• **Material to process**

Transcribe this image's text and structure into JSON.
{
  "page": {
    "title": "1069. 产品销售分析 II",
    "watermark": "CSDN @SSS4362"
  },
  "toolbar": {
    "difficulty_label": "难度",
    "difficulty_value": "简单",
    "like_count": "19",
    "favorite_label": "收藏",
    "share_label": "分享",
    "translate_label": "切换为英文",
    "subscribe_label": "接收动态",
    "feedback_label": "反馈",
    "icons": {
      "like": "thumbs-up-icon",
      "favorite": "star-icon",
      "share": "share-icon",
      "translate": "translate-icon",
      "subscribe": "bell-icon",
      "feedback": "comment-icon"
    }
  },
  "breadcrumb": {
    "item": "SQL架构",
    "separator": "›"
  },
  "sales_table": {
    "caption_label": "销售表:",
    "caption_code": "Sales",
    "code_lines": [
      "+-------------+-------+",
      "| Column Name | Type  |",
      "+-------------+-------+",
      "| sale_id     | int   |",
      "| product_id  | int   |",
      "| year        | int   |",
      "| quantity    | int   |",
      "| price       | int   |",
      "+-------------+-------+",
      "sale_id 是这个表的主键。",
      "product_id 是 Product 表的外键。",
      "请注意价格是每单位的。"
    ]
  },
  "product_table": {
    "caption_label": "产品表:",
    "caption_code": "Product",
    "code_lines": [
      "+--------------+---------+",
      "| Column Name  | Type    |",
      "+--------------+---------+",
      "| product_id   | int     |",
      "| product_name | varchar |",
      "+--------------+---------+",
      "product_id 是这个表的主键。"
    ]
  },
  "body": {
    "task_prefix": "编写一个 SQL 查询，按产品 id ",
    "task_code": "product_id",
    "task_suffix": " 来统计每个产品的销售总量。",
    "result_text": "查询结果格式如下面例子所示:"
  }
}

• **Work to do**
Transcribe the whole listing with nothing added or left out.

• **Task response**
Transcribe this image's text and structure into JSON.
{
  "page": {
    "title": "1069. 产品销售分析 II",
    "watermark": "CSDN @SSS4362"
  },
  "toolbar": {
    "difficulty_label": "难度",
    "difficulty_value": "简单",
    "like_count": "19",
    "favorite_label": "收藏",
    "share_label": "分享",
    "translate_label": "切换为英文",
    "subscribe_label": "接收动态",
    "feedback_label": "反馈",
    "icons": {
      "like": "thumbs-up-icon",
      "favorite": "star-icon",
      "share": "share-icon",
      "translate": "translate-icon",
      "subscribe": "bell-icon",
      "feedback": "comment-icon"
    }
  },
  "breadcrumb": {
    "item": "SQL架构",
    "separator": "›"
  },
  "sales_table": {
    "caption_label": "销售表:",
    "caption_code": "Sales",
    "code_lines": [
      "+-------------+-------+",
      "| Column Name | Type  |",
      "+-------------+-------+",
      "| sale_id     | int   |",
      "| product_id  | int   |",
      "| year        | int   |",
      "| quantity    | int   |",
      "| price       | int   |",
      "+-------------+-------+",
      "sale_id 是这个表的主键。",
      "product_id 是 Product 表的外键。",
      "请注意价格是每单位的。"
    ]
  },
  "product_table": {
    "caption_label": "产品表:",
    "caption_code": "Product",
    "code_lines": [
      "+--------------+---------+",
      "| Column Name  | Type    |",
      "+--------------+---------+",
      "| product_id   | int     |",
      "| product_name | varchar |",
      "+--------------+---------+",
      "product_id 是这个表的主键。"
    ]
  },
  "body": {
    "task_prefix": "编写一个 SQL 查询，按产品 id ",
    "task_code": "product_id",
    "task_suffix": " 来统计每个产品的销售总量。",
    "result_text": "查询结果格式如下面例子所示:"
  }
}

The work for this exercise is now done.